[Extracted data entries]
· · ·

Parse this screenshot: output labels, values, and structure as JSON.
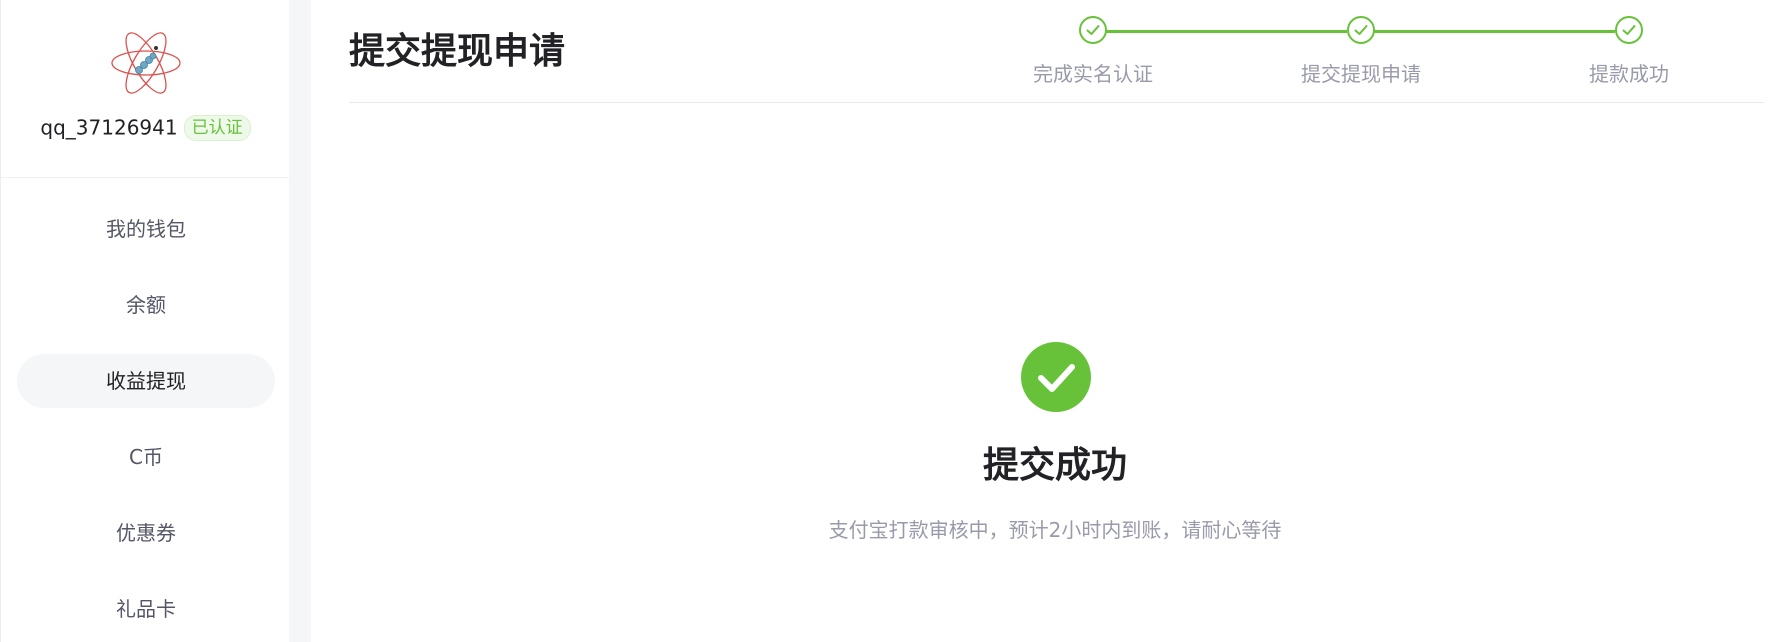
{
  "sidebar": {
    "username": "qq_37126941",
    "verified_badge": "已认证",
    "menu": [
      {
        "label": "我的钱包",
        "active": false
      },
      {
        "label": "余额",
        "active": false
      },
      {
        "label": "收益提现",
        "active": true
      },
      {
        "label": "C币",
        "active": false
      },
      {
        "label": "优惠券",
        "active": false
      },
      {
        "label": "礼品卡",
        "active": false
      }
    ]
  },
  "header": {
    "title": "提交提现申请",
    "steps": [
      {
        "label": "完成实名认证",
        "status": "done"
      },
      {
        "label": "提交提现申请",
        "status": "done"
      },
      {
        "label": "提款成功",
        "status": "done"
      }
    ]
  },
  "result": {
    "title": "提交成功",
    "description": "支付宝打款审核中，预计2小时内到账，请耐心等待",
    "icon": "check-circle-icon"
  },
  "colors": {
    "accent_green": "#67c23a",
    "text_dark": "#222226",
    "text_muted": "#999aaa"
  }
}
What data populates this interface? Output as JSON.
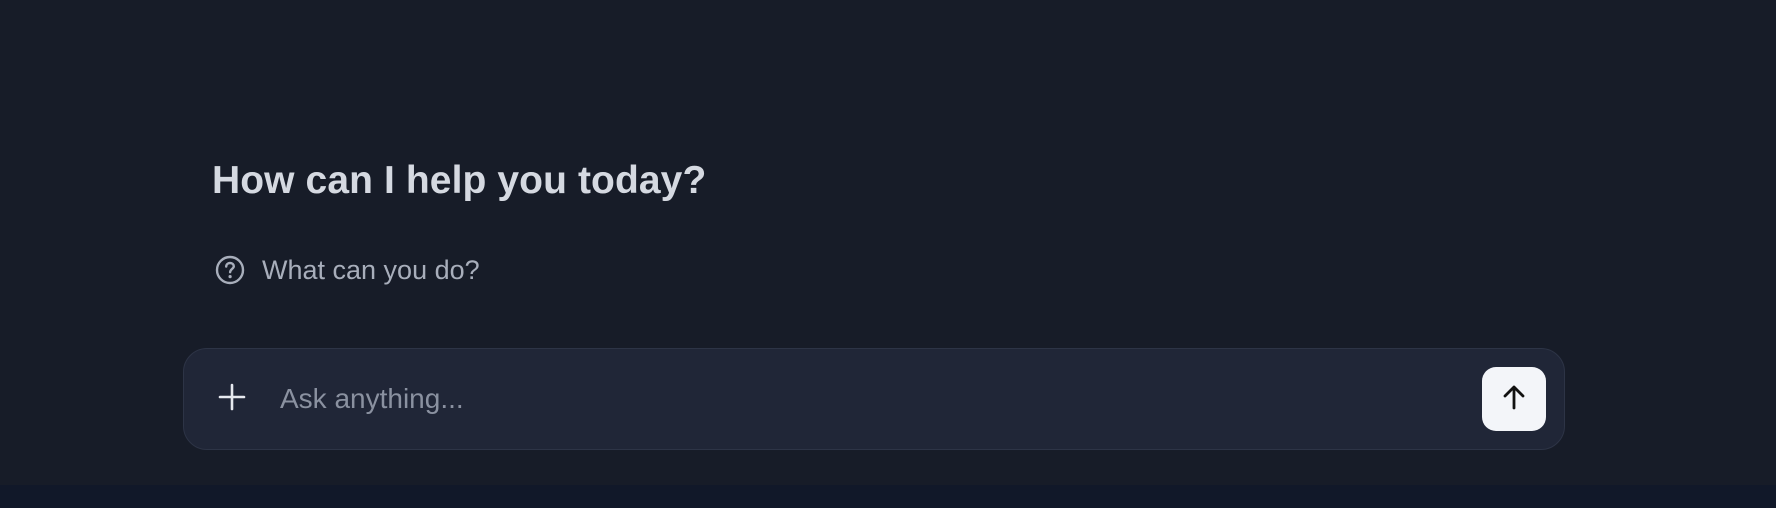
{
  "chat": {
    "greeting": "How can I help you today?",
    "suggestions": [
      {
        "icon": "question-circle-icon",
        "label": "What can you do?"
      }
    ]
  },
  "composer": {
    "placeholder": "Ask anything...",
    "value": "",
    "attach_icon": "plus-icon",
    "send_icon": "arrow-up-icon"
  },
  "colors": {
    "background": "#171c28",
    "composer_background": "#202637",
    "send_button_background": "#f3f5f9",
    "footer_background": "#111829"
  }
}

· · ·

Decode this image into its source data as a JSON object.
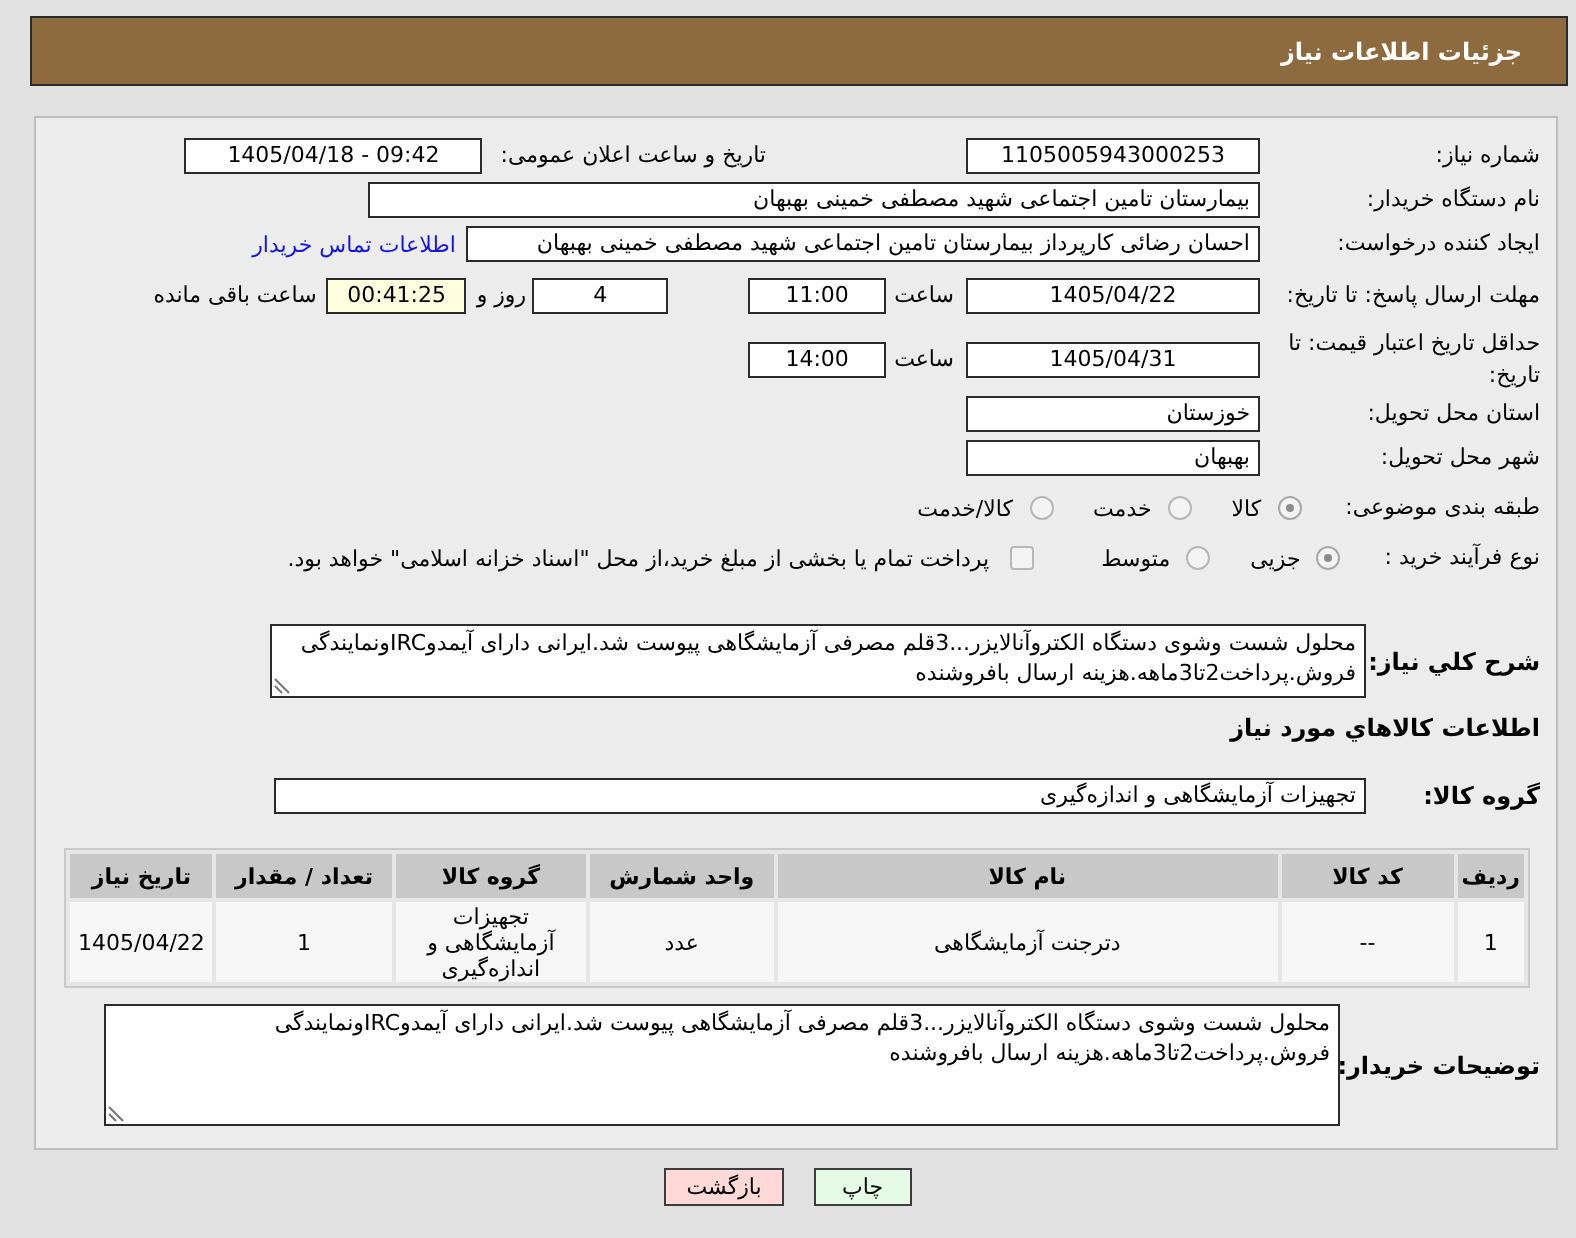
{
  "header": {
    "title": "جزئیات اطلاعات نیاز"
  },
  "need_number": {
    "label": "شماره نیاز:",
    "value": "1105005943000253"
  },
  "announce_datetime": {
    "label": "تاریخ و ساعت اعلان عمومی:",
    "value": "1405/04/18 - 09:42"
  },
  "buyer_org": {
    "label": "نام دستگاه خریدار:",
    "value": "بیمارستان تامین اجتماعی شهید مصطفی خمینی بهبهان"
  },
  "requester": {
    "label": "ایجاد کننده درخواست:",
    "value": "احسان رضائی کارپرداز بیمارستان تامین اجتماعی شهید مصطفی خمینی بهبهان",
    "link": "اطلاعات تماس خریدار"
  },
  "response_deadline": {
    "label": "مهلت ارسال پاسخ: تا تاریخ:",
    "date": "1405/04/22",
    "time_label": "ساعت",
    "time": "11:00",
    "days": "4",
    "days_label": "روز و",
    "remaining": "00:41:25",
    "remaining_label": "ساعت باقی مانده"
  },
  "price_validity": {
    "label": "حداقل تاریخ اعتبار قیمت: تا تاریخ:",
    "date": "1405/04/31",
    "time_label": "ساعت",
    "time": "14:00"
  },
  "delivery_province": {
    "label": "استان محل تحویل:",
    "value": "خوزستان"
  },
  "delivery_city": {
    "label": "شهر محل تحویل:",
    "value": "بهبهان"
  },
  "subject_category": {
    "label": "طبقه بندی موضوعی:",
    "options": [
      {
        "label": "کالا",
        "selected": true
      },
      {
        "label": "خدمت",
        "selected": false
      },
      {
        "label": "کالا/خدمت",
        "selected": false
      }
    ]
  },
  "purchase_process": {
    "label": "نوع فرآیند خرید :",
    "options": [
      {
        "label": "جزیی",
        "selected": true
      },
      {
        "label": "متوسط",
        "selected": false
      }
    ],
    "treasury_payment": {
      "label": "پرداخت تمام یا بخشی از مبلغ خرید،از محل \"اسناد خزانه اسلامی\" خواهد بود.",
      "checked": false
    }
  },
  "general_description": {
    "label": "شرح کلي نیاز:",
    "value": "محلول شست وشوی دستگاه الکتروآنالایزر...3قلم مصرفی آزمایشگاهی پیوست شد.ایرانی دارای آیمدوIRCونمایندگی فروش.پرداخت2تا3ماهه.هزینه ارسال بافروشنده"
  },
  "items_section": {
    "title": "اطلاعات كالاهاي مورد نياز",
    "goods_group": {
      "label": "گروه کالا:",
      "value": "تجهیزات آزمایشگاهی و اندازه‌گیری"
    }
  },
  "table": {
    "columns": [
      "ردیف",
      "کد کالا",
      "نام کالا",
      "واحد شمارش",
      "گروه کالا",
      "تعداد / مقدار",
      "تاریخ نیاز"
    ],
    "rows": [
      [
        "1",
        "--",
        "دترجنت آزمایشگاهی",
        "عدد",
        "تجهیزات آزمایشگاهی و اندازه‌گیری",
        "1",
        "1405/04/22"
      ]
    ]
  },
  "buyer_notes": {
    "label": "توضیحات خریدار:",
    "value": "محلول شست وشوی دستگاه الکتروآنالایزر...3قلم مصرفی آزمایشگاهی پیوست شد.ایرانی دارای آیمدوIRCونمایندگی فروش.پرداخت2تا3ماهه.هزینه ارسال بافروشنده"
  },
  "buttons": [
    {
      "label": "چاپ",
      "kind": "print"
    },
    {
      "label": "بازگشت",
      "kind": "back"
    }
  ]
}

· · ·

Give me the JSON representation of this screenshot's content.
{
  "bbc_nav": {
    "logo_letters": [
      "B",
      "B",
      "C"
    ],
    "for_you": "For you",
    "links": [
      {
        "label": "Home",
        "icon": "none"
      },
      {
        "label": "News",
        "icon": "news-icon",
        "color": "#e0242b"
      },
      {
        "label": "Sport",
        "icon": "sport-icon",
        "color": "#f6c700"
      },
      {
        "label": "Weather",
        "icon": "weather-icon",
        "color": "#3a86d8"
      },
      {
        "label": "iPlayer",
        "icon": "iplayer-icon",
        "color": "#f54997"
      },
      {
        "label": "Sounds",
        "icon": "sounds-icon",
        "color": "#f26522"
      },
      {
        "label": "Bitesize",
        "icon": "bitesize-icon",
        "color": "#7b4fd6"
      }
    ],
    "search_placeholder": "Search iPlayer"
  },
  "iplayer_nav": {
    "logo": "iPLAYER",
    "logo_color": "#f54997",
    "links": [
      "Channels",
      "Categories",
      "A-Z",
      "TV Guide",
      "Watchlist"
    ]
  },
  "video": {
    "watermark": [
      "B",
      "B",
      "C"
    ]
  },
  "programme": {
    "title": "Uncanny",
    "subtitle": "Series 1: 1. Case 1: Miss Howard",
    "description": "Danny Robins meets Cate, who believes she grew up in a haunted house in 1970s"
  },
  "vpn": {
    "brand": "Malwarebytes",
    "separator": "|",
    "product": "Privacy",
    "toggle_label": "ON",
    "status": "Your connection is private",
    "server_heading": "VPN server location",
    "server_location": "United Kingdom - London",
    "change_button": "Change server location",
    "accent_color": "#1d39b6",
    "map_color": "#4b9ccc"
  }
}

· · ·

▶ **PROBLEM DESCRIPTION**
Copy each line of the entries that includes the word "خریدار".

▶ **THE REPLY**
    "label": "نام دستگاه خریدار:",
    "link": "اطلاعات تماس خریدار"
    "label": "توضیحات خریدار:",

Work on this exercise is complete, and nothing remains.